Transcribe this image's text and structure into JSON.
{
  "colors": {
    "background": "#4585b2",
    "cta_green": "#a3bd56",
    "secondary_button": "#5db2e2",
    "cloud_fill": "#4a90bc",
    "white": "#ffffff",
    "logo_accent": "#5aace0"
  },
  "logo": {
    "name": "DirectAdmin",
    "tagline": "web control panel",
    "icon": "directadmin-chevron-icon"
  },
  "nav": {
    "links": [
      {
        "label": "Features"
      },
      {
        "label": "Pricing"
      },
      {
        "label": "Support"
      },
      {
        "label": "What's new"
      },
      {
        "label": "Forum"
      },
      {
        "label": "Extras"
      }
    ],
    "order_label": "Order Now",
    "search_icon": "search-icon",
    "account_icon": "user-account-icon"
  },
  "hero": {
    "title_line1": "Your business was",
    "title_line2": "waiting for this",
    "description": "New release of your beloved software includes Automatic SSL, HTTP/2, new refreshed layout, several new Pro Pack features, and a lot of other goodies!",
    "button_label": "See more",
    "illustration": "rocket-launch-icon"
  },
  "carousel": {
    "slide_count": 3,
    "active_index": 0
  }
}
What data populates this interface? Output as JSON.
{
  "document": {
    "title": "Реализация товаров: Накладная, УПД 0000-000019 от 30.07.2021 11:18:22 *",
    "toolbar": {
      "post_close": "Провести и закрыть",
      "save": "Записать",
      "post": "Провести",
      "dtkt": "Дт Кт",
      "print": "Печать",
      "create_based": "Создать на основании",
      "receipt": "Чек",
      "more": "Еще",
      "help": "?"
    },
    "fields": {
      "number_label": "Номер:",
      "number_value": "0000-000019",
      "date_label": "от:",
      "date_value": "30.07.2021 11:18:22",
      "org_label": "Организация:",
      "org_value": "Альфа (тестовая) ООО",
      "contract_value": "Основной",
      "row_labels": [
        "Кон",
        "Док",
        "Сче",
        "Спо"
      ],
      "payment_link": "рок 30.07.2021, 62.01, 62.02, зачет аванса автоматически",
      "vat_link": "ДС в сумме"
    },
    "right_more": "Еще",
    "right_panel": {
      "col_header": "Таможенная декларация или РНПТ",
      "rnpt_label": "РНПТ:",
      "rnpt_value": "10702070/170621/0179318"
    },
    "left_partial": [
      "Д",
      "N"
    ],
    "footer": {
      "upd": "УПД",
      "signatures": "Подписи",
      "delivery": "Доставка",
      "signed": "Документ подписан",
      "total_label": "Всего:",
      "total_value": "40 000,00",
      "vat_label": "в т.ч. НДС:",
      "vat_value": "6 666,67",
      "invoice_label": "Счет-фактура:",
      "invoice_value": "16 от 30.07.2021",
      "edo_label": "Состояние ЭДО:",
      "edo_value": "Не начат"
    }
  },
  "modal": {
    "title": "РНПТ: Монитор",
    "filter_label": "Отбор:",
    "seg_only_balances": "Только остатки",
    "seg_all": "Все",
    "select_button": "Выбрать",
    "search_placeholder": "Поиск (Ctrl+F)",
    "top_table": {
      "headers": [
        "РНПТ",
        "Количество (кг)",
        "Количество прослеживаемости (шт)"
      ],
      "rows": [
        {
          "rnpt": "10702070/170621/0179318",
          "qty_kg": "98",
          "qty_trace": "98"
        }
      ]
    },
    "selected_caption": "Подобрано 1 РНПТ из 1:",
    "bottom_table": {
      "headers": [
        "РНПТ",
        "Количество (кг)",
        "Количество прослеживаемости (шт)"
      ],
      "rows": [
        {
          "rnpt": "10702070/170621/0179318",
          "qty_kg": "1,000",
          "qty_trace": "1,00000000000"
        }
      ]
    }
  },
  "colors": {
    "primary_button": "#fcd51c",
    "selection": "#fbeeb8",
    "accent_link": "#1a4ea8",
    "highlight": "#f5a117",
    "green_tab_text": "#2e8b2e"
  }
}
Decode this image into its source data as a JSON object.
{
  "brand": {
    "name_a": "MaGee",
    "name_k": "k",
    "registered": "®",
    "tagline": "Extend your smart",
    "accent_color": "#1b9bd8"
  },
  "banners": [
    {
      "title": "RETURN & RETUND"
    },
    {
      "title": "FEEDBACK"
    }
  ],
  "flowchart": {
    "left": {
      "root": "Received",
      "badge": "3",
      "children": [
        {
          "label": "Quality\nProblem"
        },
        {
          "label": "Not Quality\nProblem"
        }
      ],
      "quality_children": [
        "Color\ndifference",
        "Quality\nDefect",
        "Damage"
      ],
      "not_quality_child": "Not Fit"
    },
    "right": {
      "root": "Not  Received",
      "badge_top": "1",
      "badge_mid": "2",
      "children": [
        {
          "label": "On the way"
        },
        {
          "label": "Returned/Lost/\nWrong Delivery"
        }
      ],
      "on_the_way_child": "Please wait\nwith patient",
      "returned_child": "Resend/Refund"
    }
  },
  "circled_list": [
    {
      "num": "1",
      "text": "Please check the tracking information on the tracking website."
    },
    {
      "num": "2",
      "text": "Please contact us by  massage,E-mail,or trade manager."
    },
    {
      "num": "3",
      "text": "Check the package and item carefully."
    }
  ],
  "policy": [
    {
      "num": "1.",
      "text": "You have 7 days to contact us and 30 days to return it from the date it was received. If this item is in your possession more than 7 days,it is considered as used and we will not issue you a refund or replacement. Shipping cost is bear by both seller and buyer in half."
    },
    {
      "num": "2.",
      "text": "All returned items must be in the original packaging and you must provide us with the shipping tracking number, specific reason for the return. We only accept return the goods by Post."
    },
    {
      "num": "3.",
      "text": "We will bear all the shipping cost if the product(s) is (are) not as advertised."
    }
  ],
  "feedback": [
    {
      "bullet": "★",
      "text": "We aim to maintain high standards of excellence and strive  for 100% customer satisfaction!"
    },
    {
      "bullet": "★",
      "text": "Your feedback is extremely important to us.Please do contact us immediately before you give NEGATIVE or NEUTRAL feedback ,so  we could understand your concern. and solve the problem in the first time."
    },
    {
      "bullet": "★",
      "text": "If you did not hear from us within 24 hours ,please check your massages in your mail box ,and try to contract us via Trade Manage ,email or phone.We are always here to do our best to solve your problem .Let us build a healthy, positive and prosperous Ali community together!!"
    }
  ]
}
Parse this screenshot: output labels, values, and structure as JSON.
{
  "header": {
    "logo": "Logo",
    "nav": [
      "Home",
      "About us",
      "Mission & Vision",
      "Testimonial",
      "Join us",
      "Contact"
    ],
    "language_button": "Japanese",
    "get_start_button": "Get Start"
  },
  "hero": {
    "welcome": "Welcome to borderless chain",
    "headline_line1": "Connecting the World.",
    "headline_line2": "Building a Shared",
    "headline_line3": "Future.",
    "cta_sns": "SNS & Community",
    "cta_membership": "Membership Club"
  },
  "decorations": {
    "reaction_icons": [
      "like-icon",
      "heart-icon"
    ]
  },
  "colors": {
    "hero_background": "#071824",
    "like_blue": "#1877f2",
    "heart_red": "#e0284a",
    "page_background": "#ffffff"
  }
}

* [Task goal]:
Reply with nothing except the number of lines in the listing above that include "image".

* [Written answer]:
2